### DATA TO USE
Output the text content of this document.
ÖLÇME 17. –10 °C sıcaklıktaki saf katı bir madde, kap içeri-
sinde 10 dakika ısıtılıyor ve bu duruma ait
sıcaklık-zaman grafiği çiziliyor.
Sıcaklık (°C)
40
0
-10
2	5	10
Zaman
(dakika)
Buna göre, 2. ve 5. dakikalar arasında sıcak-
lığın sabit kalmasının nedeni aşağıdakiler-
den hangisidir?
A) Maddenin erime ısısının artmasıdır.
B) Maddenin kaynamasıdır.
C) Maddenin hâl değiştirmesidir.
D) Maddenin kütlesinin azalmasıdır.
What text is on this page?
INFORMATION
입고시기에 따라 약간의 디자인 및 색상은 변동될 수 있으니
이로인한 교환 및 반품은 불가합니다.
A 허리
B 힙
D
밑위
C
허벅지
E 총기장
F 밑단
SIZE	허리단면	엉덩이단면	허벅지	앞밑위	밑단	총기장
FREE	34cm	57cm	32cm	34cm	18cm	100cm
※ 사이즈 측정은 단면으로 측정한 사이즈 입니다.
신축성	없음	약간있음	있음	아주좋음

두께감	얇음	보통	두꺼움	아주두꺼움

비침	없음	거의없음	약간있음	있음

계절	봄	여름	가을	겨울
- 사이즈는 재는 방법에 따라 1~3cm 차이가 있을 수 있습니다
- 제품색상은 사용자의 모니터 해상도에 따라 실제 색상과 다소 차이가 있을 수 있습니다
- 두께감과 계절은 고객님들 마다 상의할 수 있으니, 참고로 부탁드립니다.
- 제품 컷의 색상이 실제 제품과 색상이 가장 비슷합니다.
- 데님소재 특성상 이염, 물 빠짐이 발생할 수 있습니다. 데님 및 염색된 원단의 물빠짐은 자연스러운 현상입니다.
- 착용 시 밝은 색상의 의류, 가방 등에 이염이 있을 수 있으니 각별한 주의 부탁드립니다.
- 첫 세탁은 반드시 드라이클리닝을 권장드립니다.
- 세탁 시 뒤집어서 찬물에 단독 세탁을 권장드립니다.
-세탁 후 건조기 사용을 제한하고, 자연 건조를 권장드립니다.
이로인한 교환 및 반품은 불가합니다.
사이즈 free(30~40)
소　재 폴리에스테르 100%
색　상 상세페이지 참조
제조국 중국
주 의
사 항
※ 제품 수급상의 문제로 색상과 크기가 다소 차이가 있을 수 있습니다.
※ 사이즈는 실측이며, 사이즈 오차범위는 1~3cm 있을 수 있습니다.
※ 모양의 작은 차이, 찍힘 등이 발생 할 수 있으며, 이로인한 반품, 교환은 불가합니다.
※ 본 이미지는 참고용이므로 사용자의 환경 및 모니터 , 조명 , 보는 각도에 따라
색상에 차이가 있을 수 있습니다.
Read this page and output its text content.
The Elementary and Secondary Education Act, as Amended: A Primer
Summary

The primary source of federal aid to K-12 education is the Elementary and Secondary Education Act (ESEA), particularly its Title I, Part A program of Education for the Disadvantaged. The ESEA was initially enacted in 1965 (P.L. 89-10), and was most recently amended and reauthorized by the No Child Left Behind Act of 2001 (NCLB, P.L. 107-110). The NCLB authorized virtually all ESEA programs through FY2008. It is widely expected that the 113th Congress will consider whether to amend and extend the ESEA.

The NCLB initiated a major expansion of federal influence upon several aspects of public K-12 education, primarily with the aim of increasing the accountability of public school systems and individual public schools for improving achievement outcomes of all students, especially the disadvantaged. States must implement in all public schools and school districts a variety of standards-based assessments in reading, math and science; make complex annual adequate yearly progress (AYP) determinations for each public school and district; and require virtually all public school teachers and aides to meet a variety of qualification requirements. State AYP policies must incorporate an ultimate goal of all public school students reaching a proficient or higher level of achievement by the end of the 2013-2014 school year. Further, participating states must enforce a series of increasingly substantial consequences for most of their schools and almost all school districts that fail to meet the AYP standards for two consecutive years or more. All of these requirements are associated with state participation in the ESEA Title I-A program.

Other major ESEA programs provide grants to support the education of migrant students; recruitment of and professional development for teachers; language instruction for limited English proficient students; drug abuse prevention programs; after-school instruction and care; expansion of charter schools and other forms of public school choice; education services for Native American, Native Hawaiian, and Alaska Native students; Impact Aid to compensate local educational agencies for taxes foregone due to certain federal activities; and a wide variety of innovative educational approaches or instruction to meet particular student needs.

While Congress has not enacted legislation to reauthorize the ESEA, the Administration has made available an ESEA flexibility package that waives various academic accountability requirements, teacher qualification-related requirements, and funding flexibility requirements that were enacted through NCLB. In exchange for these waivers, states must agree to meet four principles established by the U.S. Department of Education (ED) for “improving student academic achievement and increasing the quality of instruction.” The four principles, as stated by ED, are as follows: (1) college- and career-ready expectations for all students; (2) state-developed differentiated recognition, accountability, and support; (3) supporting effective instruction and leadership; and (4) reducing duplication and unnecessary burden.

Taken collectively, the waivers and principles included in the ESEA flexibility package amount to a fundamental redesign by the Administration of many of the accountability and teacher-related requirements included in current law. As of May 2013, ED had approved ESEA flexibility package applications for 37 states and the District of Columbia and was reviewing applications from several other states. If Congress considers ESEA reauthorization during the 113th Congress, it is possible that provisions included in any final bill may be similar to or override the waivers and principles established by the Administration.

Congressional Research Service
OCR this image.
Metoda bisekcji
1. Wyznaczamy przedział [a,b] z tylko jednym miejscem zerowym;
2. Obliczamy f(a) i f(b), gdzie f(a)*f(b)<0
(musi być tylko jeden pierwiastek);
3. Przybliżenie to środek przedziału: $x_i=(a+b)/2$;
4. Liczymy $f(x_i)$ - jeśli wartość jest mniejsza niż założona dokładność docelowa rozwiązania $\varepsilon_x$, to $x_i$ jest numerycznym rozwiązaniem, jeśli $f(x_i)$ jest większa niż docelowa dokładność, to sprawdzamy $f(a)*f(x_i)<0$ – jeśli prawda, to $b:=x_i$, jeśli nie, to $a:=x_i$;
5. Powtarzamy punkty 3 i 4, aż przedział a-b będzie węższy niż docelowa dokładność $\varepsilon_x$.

### YOUR GOAL
Begin at the line containing "OCR this image." and reproduce each line through the end of the records above.

### CORRECT RESPONSE
OCR this image.
Metoda bisekcji
1. Wyznaczamy przedział [a,b] z tylko jednym miejscem zerowym;
2. Obliczamy f(a) i f(b), gdzie f(a)*f(b)<0
(musi być tylko jeden pierwiastek);
3. Przybliżenie to środek przedziału: $x_i=(a+b)/2$;
4. Liczymy $f(x_i)$ - jeśli wartość jest mniejsza niż założona dokładność docelowa rozwiązania $\varepsilon_x$, to $x_i$ jest numerycznym rozwiązaniem, jeśli $f(x_i)$ jest większa niż docelowa dokładność, to sprawdzamy $f(a)*f(x_i)<0$ – jeśli prawda, to $b:=x_i$, jeśli nie, to $a:=x_i$;
5. Powtarzamy punkty 3 i 4, aż przedział a-b będzie węższy niż docelowa dokładność $\varepsilon_x$.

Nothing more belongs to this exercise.